## WHAT YOU NEED TO DO
Scan the material that follows. Copy every line containing the word "this".

-------------------------

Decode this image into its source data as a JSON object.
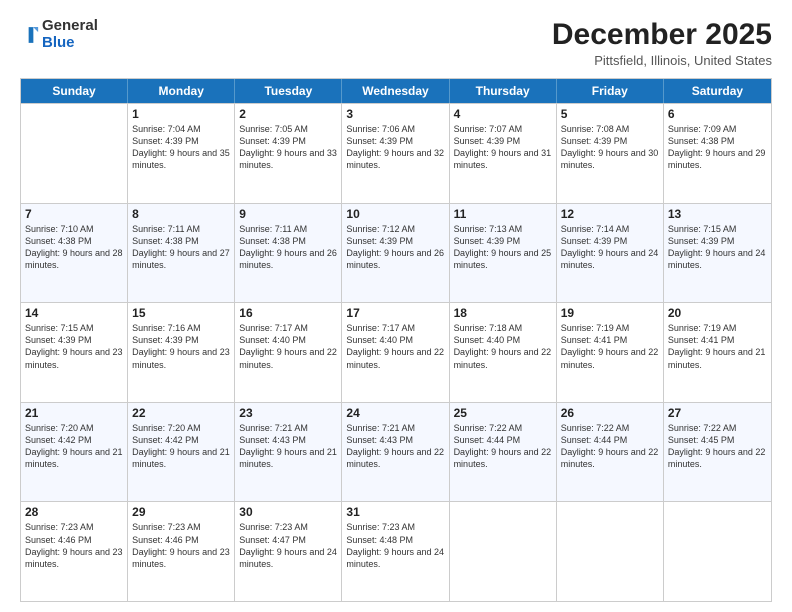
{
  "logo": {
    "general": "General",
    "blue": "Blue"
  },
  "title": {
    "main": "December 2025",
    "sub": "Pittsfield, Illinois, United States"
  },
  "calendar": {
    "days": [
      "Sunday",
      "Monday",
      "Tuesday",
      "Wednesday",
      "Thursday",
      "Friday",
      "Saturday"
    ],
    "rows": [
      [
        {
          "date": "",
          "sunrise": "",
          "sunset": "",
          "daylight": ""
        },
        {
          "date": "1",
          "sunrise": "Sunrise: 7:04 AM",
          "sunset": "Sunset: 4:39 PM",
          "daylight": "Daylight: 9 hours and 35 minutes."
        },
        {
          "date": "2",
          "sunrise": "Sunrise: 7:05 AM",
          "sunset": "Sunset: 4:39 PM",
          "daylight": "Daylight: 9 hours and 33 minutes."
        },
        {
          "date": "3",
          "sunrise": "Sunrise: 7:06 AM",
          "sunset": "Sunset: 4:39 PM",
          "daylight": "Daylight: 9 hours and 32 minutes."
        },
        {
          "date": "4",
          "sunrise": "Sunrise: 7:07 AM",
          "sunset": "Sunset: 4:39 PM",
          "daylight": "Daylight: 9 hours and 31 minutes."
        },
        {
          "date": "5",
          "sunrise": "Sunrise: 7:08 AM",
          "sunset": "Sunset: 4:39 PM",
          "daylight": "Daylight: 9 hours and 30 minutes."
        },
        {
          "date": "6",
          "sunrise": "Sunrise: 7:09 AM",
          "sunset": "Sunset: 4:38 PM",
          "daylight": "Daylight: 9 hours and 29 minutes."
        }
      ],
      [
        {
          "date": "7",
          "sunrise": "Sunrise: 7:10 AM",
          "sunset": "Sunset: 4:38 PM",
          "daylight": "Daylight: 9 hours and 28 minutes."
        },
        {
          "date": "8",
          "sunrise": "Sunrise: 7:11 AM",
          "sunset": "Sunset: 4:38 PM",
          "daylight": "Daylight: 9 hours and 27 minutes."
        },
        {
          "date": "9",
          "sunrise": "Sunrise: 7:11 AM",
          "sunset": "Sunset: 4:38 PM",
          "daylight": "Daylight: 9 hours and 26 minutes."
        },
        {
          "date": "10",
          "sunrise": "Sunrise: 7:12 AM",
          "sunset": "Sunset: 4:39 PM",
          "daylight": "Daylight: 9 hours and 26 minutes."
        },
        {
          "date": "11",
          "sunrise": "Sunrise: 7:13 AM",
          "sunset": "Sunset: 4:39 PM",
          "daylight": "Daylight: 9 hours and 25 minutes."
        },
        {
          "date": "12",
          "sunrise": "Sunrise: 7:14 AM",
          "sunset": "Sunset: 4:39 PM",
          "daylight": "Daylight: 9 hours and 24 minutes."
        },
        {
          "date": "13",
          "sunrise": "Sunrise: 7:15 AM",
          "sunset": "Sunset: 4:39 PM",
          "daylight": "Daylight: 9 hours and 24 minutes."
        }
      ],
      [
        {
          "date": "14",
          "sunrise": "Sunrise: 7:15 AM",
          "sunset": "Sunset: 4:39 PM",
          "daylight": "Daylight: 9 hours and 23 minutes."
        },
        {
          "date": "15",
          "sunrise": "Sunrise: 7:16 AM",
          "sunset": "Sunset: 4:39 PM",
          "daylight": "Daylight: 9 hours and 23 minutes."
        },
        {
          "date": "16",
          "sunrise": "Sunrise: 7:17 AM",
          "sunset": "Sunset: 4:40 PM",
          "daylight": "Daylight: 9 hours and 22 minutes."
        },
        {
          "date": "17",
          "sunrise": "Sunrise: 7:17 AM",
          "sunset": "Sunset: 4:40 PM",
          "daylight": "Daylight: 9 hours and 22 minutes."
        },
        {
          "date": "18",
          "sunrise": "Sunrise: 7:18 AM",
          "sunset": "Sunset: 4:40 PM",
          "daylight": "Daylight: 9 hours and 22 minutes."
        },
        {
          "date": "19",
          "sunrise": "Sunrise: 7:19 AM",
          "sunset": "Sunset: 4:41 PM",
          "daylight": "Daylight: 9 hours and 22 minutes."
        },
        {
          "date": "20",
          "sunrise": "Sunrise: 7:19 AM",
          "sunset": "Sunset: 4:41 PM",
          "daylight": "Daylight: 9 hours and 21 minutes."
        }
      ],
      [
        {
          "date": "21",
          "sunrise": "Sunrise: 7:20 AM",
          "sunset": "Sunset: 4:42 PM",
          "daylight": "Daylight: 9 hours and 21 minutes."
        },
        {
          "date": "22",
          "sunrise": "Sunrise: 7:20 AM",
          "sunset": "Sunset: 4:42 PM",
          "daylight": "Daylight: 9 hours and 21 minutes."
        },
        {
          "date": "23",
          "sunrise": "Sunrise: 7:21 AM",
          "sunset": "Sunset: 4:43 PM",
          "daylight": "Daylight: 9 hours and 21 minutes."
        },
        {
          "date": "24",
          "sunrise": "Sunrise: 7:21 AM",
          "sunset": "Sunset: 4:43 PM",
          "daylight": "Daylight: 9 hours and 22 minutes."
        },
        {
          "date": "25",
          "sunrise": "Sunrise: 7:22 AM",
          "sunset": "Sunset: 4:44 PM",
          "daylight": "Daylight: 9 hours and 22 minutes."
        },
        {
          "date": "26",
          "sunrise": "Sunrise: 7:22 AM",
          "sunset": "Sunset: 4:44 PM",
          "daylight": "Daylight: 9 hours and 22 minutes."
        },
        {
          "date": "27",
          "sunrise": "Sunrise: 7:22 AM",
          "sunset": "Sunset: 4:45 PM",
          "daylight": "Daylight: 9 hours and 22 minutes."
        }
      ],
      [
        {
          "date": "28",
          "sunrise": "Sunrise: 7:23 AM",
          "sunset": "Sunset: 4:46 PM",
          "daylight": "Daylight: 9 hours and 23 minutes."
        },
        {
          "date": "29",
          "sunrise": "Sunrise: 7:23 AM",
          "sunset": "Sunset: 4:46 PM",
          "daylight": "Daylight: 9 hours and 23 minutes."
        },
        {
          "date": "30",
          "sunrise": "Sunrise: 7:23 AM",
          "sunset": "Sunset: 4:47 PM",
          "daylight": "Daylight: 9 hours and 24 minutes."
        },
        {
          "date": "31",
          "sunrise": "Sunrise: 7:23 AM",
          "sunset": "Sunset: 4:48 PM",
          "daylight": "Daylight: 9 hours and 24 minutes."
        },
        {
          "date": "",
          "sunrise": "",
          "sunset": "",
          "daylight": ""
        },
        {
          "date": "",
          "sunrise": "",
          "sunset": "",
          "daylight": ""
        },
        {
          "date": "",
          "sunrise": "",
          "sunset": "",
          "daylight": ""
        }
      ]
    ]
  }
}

-------------------------

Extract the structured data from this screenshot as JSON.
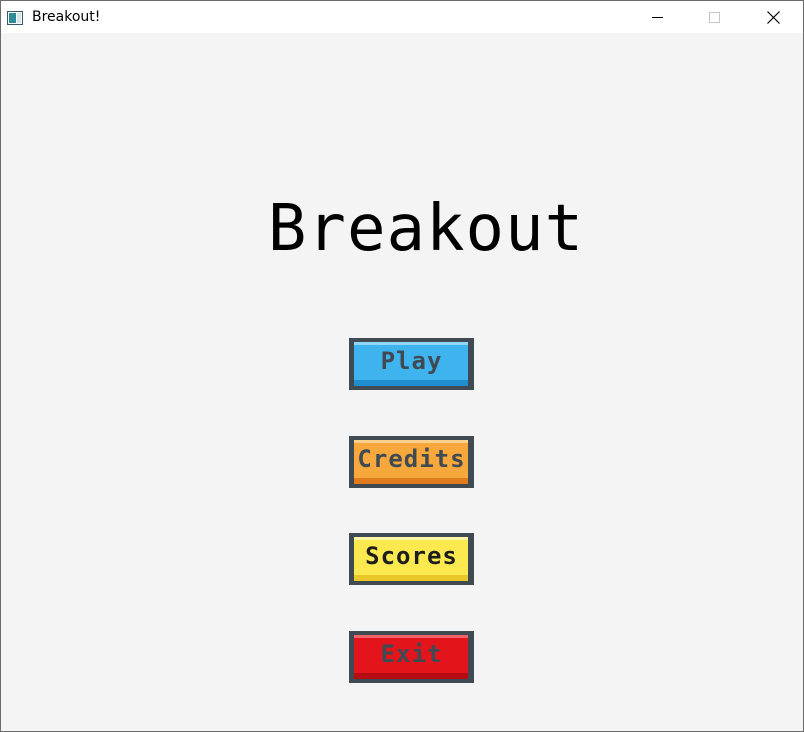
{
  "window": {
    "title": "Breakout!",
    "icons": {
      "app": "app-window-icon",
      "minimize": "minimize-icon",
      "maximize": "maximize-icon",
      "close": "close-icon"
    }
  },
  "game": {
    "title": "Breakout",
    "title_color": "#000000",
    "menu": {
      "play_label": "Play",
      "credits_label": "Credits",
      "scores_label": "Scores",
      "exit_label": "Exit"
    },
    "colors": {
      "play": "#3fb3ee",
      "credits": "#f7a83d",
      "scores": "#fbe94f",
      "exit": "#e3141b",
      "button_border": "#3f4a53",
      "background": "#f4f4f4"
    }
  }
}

-------------------------

## EXPECTED OUTPUT
Decode this image into its source data as a JSON object.
Extract the structured data from this screenshot as JSON.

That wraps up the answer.